What to produce » Output each line exactly as it appears, skipping any embedded picture.

Records for the exercise »
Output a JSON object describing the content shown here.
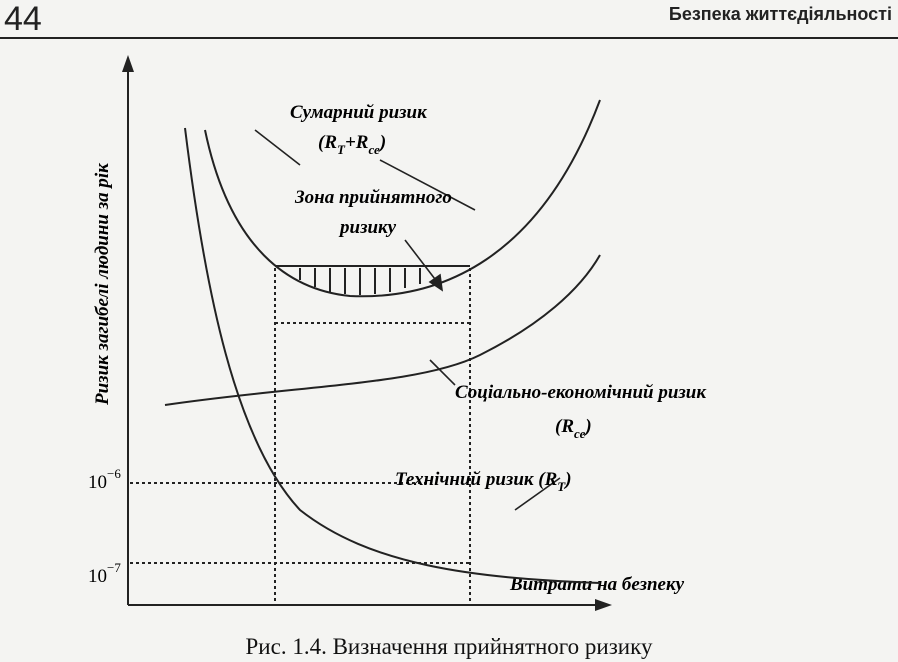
{
  "header": {
    "page_number": "44",
    "title": "Безпека життєдіяльності"
  },
  "figure": {
    "y_axis_label": "Ризик загибелі людини за рік",
    "x_axis_label": "Витрати на безпеку",
    "y_ticks": [
      {
        "base": "10",
        "exp": "−6"
      },
      {
        "base": "10",
        "exp": "−7"
      }
    ],
    "labels": {
      "total_risk": "Сумарний ризик",
      "total_formula": [
        "(R",
        "Т",
        "+R",
        "се",
        ")"
      ],
      "zone_line1": "Зона прийнятного",
      "zone_line2": "ризику",
      "socio_risk": "Соціально-економічний ризик",
      "socio_formula": [
        "(R",
        "се",
        ")"
      ],
      "tech_risk": [
        "Технічний ризик (R",
        "Т",
        ")"
      ]
    },
    "caption": "Рис. 1.4. Визначення прийнятного ризику"
  }
}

Expected output »
Output a JSON object describing the content shown here.
{
  "header": {
    "page_number": "44",
    "title": "Безпека життєдіяльності"
  },
  "figure": {
    "y_axis_label": "Ризик загибелі людини за рік",
    "x_axis_label": "Витрати на безпеку",
    "y_ticks": [
      {
        "base": "10",
        "exp": "−6"
      },
      {
        "base": "10",
        "exp": "−7"
      }
    ],
    "labels": {
      "total_risk": "Сумарний ризик",
      "total_formula": [
        "(R",
        "Т",
        "+R",
        "се",
        ")"
      ],
      "zone_line1": "Зона прийнятного",
      "zone_line2": "ризику",
      "socio_risk": "Соціально-економічний ризик",
      "socio_formula": [
        "(R",
        "се",
        ")"
      ],
      "tech_risk": [
        "Технічний ризик (R",
        "Т",
        ")"
      ]
    },
    "caption": "Рис. 1.4. Визначення прийнятного ризику"
  }
}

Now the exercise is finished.